EXERCISE DETAILS:
Quote each line of the material verbatim, without the pictures.

--- Start TASK MATERIAL ---

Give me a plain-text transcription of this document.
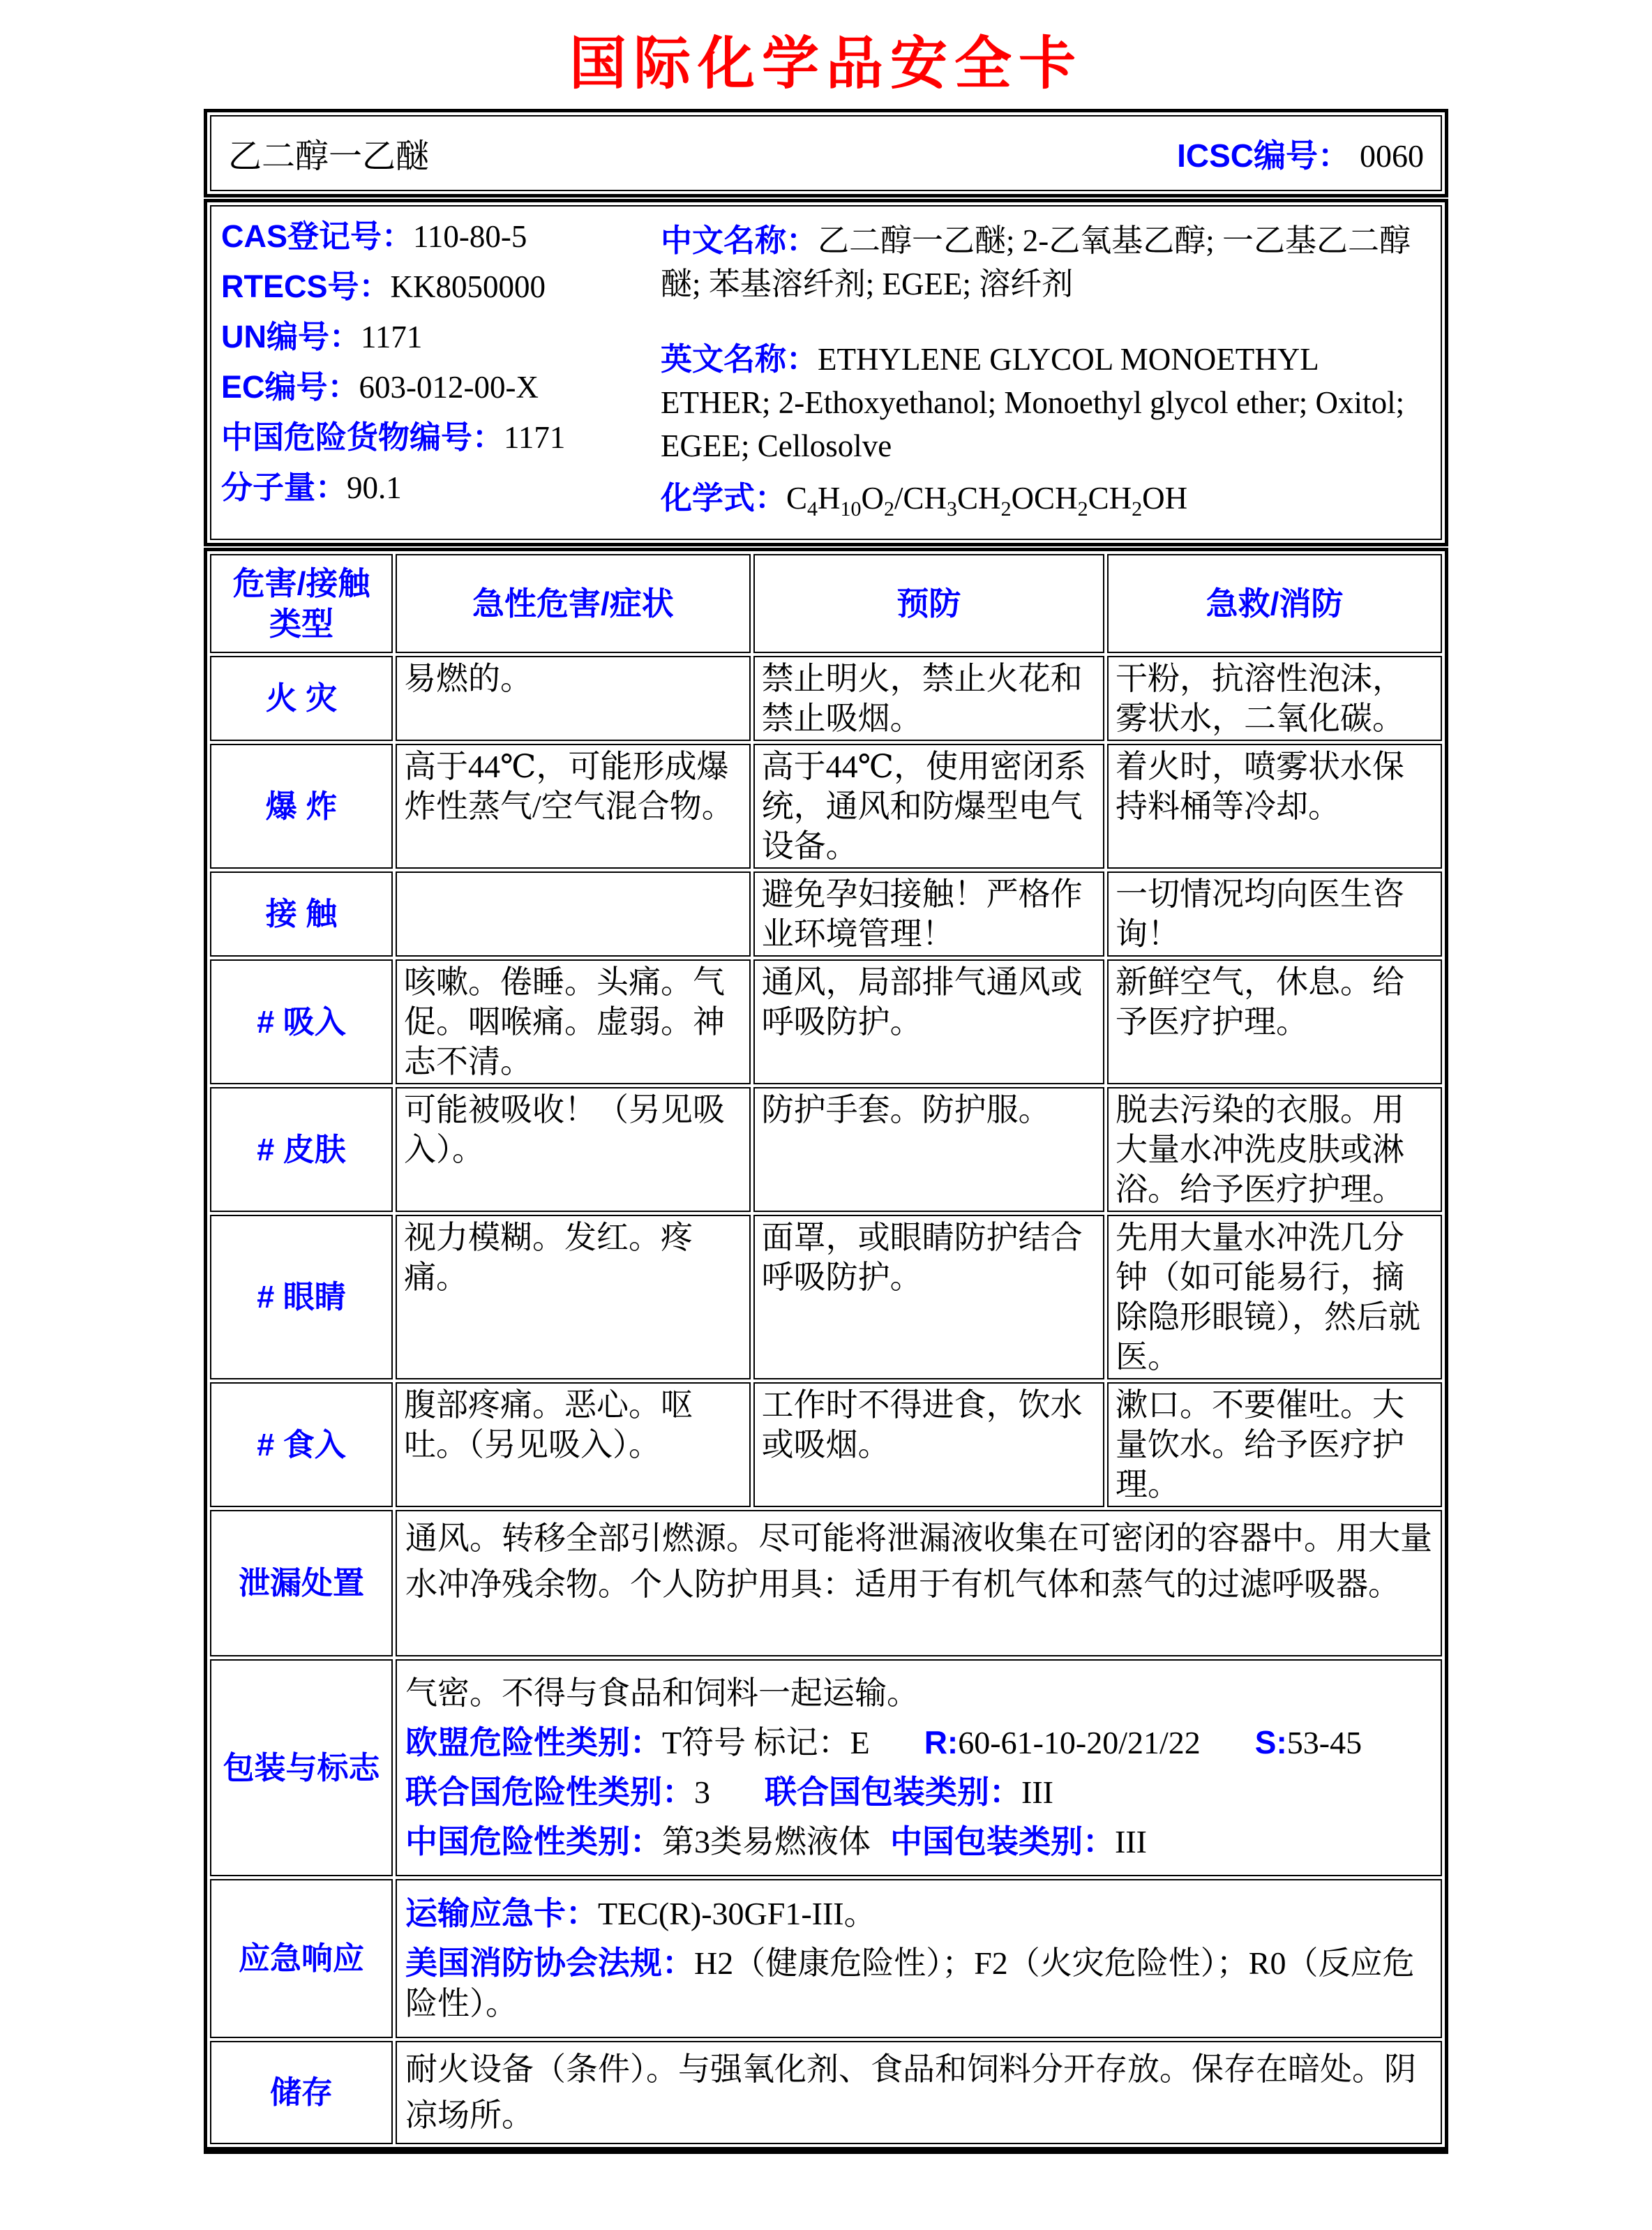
国际化学品安全卡
乙二醇一乙醚	ICSC编号： 0060
CAS登记号：110-80-5
RTECS号：KK8050000
UN编号：1171
EC编号：603-012-00-X
中国危险货物编号：1171
分子量：90.1

中文名称：乙二醇一乙醚; 2-乙氧基乙醇; 一乙基乙二醇醚; 苯基溶纤剂; EGEE; 溶纤剂

英文名称：ETHYLENE GLYCOL MONOETHYL ETHER; 2-Ethoxyethanol; Monoethyl glycol ether; Oxitol; EGEE; Cellosolve

化学式：$C_4H_{10}O_2/CH_3CH_2OCH_2CH_2OH$
危害/接触
类型	急性危害/症状	预防	急救/消防
火 灾	易燃的。	禁止明火，禁止火花和禁止吸烟。	干粉，抗溶性泡沫，雾状水，二氧化碳。
爆 炸	高于44℃，可能形成爆炸性蒸气/空气混合物。	高于44℃，使用密闭系统，通风和防爆型电气设备。	着火时，喷雾状水保持料桶等冷却。
接 触		避免孕妇接触！严格作业环境管理！	一切情况均向医生咨询！
# 吸入	咳嗽。倦睡。头痛。气促。咽喉痛。虚弱。神志不清。	通风，局部排气通风或呼吸防护。	新鲜空气，休息。给予医疗护理。
# 皮肤	可能被吸收！（另见吸入）。	防护手套。防护服。	脱去污染的衣服。用大量水冲洗皮肤或淋浴。给予医疗护理。
# 眼睛	视力模糊。发红。疼痛。	面罩，或眼睛防护结合呼吸防护。	先用大量水冲洗几分钟（如可能易行，摘除隐形眼镜），然后就医。
# 食入	腹部疼痛。恶心。呕吐。（另见吸入）。	工作时不得进食，饮水或吸烟。	漱口。不要催吐。大量饮水。给予医疗护理。
泄漏处置	通风。转移全部引燃源。尽可能将泄漏液收集在可密闭的容器中。用大量水冲净残余物。个人防护用具：适用于有机气体和蒸气的过滤呼吸器。		
包装与标志	气密。不得与食品和饲料一起运输。
欧盟危险性类别：T符号 标记：E R:60-61-10-20/21/22 S:53-45
联合国危险性类别：3 联合国包装类别：III
中国危险性类别：第3类易燃液体 中国包装类别：III		

应急响应	运输应急卡：TEC(R)-30GF1-III。
美国消防协会法规：H2（健康危险性）；F2（火灾危险性）；R0（反应危险性）。		

储存	耐火设备（条件）。与强氧化剂、食品和饲料分开存放。保存在暗处。阴凉场所。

--- End TASK MATERIAL ---

SOLUTION:
Give me a plain-text transcription of this document.
国际化学品安全卡
乙二醇一乙醚	ICSC编号： 0060
CAS登记号：110-80-5
RTECS号：KK8050000
UN编号：1171
EC编号：603-012-00-X
中国危险货物编号：1171
分子量：90.1

中文名称：乙二醇一乙醚; 2-乙氧基乙醇; 一乙基乙二醇醚; 苯基溶纤剂; EGEE; 溶纤剂

英文名称：ETHYLENE GLYCOL MONOETHYL ETHER; 2-Ethoxyethanol; Monoethyl glycol ether; Oxitol; EGEE; Cellosolve

化学式：$C_4H_{10}O_2/CH_3CH_2OCH_2CH_2OH$
危害/接触
类型	急性危害/症状	预防	急救/消防
火 灾	易燃的。	禁止明火，禁止火花和禁止吸烟。	干粉，抗溶性泡沫，雾状水，二氧化碳。
爆 炸	高于44℃，可能形成爆炸性蒸气/空气混合物。	高于44℃，使用密闭系统，通风和防爆型电气设备。	着火时，喷雾状水保持料桶等冷却。
接 触		避免孕妇接触！严格作业环境管理！	一切情况均向医生咨询！
# 吸入	咳嗽。倦睡。头痛。气促。咽喉痛。虚弱。神志不清。	通风，局部排气通风或呼吸防护。	新鲜空气，休息。给予医疗护理。
# 皮肤	可能被吸收！（另见吸入）。	防护手套。防护服。	脱去污染的衣服。用大量水冲洗皮肤或淋浴。给予医疗护理。
# 眼睛	视力模糊。发红。疼痛。	面罩，或眼睛防护结合呼吸防护。	先用大量水冲洗几分钟（如可能易行，摘除隐形眼镜），然后就医。
# 食入	腹部疼痛。恶心。呕吐。（另见吸入）。	工作时不得进食，饮水或吸烟。	漱口。不要催吐。大量饮水。给予医疗护理。
泄漏处置	通风。转移全部引燃源。尽可能将泄漏液收集在可密闭的容器中。用大量水冲净残余物。个人防护用具：适用于有机气体和蒸气的过滤呼吸器。		
包装与标志	气密。不得与食品和饲料一起运输。
欧盟危险性类别：T符号 标记：E R:60-61-10-20/21/22 S:53-45
联合国危险性类别：3 联合国包装类别：III
中国危险性类别：第3类易燃液体 中国包装类别：III		

应急响应	运输应急卡：TEC(R)-30GF1-III。
美国消防协会法规：H2（健康危险性）；F2（火灾危险性）；R0（反应危险性）。		

储存	耐火设备（条件）。与强氧化剂、食品和饲料分开存放。保存在暗处。阴凉场所。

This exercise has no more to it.